Task description: Transcribe every entry word for word. Skip the pictures.

Input data:
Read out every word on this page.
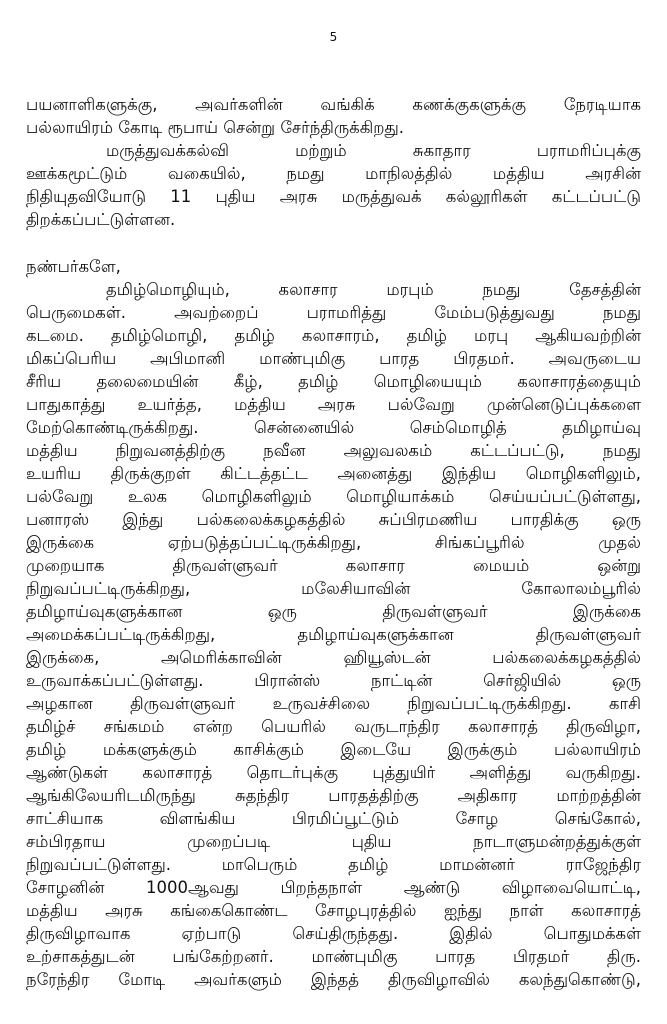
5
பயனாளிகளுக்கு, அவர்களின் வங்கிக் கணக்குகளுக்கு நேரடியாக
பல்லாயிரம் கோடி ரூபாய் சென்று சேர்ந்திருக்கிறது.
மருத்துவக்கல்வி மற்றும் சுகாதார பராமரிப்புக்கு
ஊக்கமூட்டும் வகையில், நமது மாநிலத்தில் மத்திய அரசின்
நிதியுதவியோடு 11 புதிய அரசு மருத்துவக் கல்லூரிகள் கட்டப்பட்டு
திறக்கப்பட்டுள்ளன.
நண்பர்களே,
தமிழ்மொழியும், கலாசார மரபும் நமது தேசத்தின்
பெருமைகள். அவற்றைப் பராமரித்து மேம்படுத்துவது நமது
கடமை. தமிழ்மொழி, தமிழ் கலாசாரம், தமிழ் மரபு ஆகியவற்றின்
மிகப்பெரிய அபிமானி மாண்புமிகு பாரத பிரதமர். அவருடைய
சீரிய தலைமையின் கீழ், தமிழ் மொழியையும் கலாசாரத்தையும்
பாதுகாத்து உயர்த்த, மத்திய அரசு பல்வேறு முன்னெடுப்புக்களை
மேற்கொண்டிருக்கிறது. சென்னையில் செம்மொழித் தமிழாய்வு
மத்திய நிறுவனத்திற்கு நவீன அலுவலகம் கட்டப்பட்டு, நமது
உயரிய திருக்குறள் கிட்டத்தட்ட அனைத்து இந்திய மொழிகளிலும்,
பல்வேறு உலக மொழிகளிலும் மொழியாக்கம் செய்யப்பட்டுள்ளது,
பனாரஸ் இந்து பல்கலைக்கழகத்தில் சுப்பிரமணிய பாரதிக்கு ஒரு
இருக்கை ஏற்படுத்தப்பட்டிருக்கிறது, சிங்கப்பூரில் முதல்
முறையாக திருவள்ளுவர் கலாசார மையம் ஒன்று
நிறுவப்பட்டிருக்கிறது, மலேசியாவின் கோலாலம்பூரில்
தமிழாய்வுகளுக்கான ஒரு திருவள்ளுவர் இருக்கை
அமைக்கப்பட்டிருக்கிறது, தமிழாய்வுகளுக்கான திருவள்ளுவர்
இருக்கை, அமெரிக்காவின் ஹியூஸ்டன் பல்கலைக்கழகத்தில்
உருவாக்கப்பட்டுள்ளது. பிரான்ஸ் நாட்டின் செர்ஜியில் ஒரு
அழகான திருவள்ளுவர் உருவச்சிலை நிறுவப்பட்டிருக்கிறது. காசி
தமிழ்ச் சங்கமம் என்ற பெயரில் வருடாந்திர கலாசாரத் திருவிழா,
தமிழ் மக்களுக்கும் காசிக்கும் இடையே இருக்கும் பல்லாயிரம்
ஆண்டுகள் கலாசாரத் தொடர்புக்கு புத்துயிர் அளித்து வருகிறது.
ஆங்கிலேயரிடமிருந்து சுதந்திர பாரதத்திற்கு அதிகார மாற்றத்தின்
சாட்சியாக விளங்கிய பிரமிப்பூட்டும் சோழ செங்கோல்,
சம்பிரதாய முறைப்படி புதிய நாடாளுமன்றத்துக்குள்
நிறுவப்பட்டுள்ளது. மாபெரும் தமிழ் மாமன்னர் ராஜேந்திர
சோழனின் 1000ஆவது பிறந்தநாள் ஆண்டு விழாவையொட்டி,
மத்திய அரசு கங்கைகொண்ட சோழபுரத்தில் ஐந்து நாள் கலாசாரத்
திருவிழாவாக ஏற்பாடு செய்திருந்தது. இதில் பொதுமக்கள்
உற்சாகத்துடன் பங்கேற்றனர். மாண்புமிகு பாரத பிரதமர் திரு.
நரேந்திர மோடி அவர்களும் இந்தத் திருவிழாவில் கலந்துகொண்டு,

Finished task:
Read out every word on this page.
5
பயனாளிகளுக்கு, அவர்களின் வங்கிக் கணக்குகளுக்கு நேரடியாக
பல்லாயிரம் கோடி ரூபாய் சென்று சேர்ந்திருக்கிறது.
மருத்துவக்கல்வி மற்றும் சுகாதார பராமரிப்புக்கு
ஊக்கமூட்டும் வகையில், நமது மாநிலத்தில் மத்திய அரசின்
நிதியுதவியோடு 11 புதிய அரசு மருத்துவக் கல்லூரிகள் கட்டப்பட்டு
திறக்கப்பட்டுள்ளன.
நண்பர்களே,
தமிழ்மொழியும், கலாசார மரபும் நமது தேசத்தின்
பெருமைகள். அவற்றைப் பராமரித்து மேம்படுத்துவது நமது
கடமை. தமிழ்மொழி, தமிழ் கலாசாரம், தமிழ் மரபு ஆகியவற்றின்
மிகப்பெரிய அபிமானி மாண்புமிகு பாரத பிரதமர். அவருடைய
சீரிய தலைமையின் கீழ், தமிழ் மொழியையும் கலாசாரத்தையும்
பாதுகாத்து உயர்த்த, மத்திய அரசு பல்வேறு முன்னெடுப்புக்களை
மேற்கொண்டிருக்கிறது. சென்னையில் செம்மொழித் தமிழாய்வு
மத்திய நிறுவனத்திற்கு நவீன அலுவலகம் கட்டப்பட்டு, நமது
உயரிய திருக்குறள் கிட்டத்தட்ட அனைத்து இந்திய மொழிகளிலும்,
பல்வேறு உலக மொழிகளிலும் மொழியாக்கம் செய்யப்பட்டுள்ளது,
பனாரஸ் இந்து பல்கலைக்கழகத்தில் சுப்பிரமணிய பாரதிக்கு ஒரு
இருக்கை ஏற்படுத்தப்பட்டிருக்கிறது, சிங்கப்பூரில் முதல்
முறையாக திருவள்ளுவர் கலாசார மையம் ஒன்று
நிறுவப்பட்டிருக்கிறது, மலேசியாவின் கோலாலம்பூரில்
தமிழாய்வுகளுக்கான ஒரு திருவள்ளுவர் இருக்கை
அமைக்கப்பட்டிருக்கிறது, தமிழாய்வுகளுக்கான திருவள்ளுவர்
இருக்கை, அமெரிக்காவின் ஹியூஸ்டன் பல்கலைக்கழகத்தில்
உருவாக்கப்பட்டுள்ளது. பிரான்ஸ் நாட்டின் செர்ஜியில் ஒரு
அழகான திருவள்ளுவர் உருவச்சிலை நிறுவப்பட்டிருக்கிறது. காசி
தமிழ்ச் சங்கமம் என்ற பெயரில் வருடாந்திர கலாசாரத் திருவிழா,
தமிழ் மக்களுக்கும் காசிக்கும் இடையே இருக்கும் பல்லாயிரம்
ஆண்டுகள் கலாசாரத் தொடர்புக்கு புத்துயிர் அளித்து வருகிறது.
ஆங்கிலேயரிடமிருந்து சுதந்திர பாரதத்திற்கு அதிகார மாற்றத்தின்
சாட்சியாக விளங்கிய பிரமிப்பூட்டும் சோழ செங்கோல்,
சம்பிரதாய முறைப்படி புதிய நாடாளுமன்றத்துக்குள்
நிறுவப்பட்டுள்ளது. மாபெரும் தமிழ் மாமன்னர் ராஜேந்திர
சோழனின் 1000ஆவது பிறந்தநாள் ஆண்டு விழாவையொட்டி,
மத்திய அரசு கங்கைகொண்ட சோழபுரத்தில் ஐந்து நாள் கலாசாரத்
திருவிழாவாக ஏற்பாடு செய்திருந்தது. இதில் பொதுமக்கள்
உற்சாகத்துடன் பங்கேற்றனர். மாண்புமிகு பாரத பிரதமர் திரு.
நரேந்திர மோடி அவர்களும் இந்தத் திருவிழாவில் கலந்துகொண்டு,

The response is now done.